### SOURCE MATERIAL
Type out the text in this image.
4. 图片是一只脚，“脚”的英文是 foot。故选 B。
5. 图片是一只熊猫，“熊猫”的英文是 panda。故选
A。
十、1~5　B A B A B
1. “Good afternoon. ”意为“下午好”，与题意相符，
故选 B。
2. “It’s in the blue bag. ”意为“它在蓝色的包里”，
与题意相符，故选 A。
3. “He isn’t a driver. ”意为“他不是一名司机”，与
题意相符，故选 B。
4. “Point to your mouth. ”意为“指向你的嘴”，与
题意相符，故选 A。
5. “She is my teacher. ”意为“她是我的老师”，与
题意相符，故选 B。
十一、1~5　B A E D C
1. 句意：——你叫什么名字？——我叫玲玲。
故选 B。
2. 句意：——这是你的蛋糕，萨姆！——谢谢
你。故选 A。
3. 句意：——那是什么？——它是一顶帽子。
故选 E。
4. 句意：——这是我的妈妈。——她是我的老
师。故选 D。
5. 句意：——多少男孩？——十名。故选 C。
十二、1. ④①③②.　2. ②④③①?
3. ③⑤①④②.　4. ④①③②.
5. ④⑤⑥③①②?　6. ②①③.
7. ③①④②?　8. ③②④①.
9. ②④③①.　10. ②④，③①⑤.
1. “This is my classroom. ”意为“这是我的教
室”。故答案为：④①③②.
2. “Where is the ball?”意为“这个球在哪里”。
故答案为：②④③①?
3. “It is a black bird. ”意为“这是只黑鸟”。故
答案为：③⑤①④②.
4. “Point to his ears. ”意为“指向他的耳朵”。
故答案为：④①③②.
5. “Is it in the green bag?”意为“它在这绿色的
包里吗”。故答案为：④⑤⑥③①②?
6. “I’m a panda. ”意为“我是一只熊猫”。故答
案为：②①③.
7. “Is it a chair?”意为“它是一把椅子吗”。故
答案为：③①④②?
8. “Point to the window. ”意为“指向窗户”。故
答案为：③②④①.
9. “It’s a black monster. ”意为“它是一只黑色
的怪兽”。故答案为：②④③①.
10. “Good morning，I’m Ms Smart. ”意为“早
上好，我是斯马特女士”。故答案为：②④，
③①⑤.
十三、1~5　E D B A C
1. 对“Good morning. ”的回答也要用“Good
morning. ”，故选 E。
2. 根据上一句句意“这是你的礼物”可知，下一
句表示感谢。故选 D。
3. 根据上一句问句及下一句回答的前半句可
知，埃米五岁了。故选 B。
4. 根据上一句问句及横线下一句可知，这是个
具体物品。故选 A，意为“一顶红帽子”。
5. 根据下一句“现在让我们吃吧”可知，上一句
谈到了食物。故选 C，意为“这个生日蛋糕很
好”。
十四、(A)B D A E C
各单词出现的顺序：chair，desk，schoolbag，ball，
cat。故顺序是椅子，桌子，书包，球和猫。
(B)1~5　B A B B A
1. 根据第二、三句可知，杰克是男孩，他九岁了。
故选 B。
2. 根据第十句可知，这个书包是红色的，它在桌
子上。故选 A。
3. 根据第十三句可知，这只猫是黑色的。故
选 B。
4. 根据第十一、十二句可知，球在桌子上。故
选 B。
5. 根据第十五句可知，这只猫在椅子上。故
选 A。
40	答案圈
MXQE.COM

==

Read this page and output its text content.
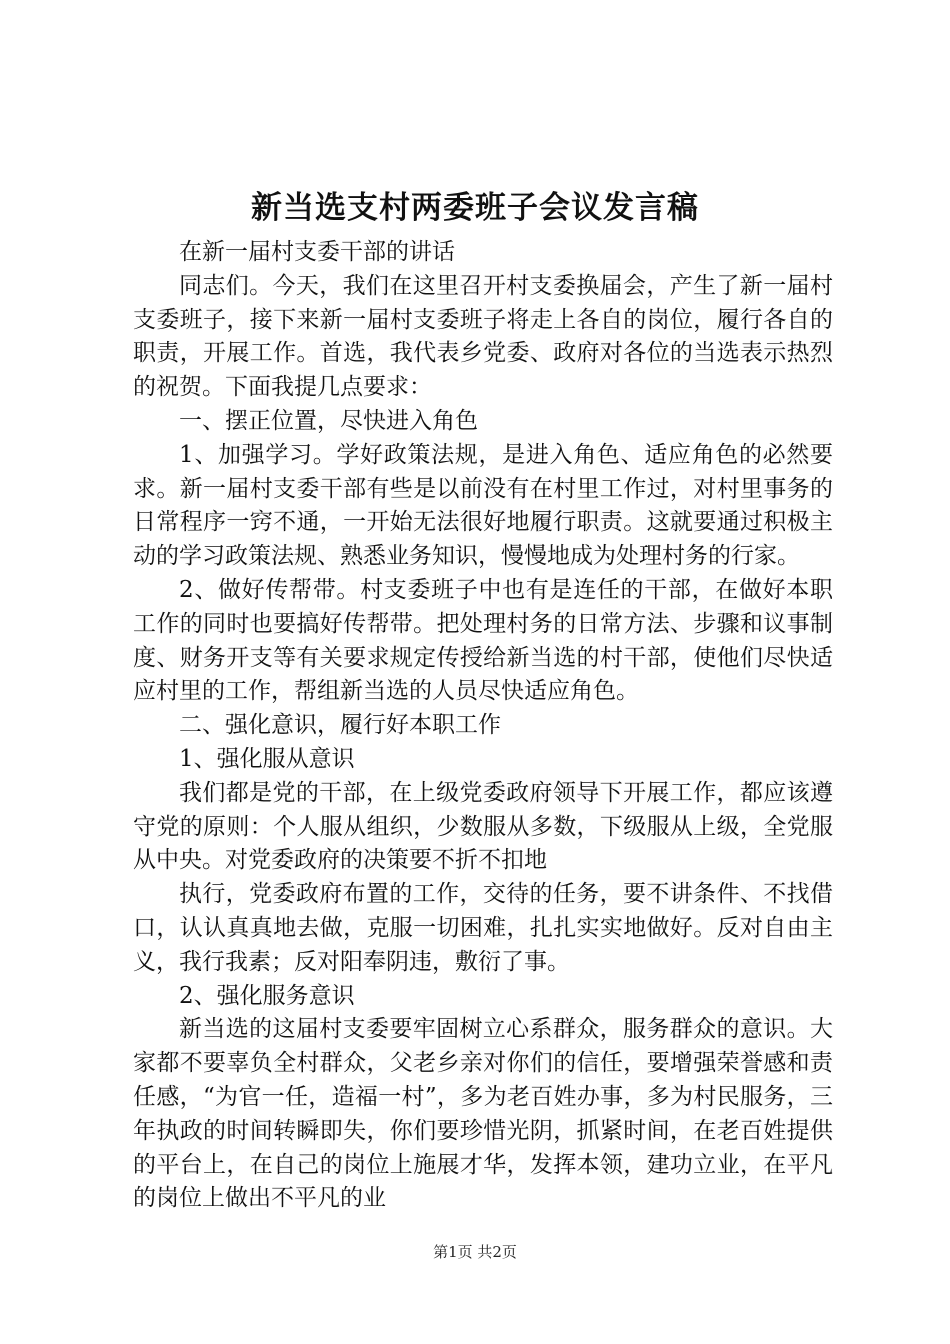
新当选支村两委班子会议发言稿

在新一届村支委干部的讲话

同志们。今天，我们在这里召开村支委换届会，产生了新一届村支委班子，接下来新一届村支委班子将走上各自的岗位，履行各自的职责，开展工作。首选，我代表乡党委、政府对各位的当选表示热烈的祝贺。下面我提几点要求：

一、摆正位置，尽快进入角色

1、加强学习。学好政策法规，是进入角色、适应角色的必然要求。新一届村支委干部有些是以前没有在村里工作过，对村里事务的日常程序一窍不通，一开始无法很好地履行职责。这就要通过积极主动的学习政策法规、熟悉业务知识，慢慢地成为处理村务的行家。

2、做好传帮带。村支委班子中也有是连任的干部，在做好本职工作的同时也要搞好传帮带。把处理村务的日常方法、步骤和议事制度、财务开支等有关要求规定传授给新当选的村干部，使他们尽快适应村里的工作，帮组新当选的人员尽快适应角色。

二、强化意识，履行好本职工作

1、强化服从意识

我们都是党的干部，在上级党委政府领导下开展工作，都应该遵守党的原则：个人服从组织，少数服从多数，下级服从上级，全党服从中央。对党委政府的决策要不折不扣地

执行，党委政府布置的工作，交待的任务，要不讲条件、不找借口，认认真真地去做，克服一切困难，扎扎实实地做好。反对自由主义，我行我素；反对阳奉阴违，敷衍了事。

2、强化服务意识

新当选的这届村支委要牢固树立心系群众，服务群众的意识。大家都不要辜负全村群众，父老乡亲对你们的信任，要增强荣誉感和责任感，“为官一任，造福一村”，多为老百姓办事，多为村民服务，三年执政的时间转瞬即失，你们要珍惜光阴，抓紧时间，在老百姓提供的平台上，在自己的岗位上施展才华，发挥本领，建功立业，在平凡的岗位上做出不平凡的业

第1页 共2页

### WHAT THE TASK REQUIRES
Go through the listing above and return every line where the word "chair" occurs.

### SOLUTION FOR THIS EXERCISE
7. “Is it a chair?”意为“它是一把椅子吗”。故
各单词出现的顺序：chair，desk，schoolbag，ball，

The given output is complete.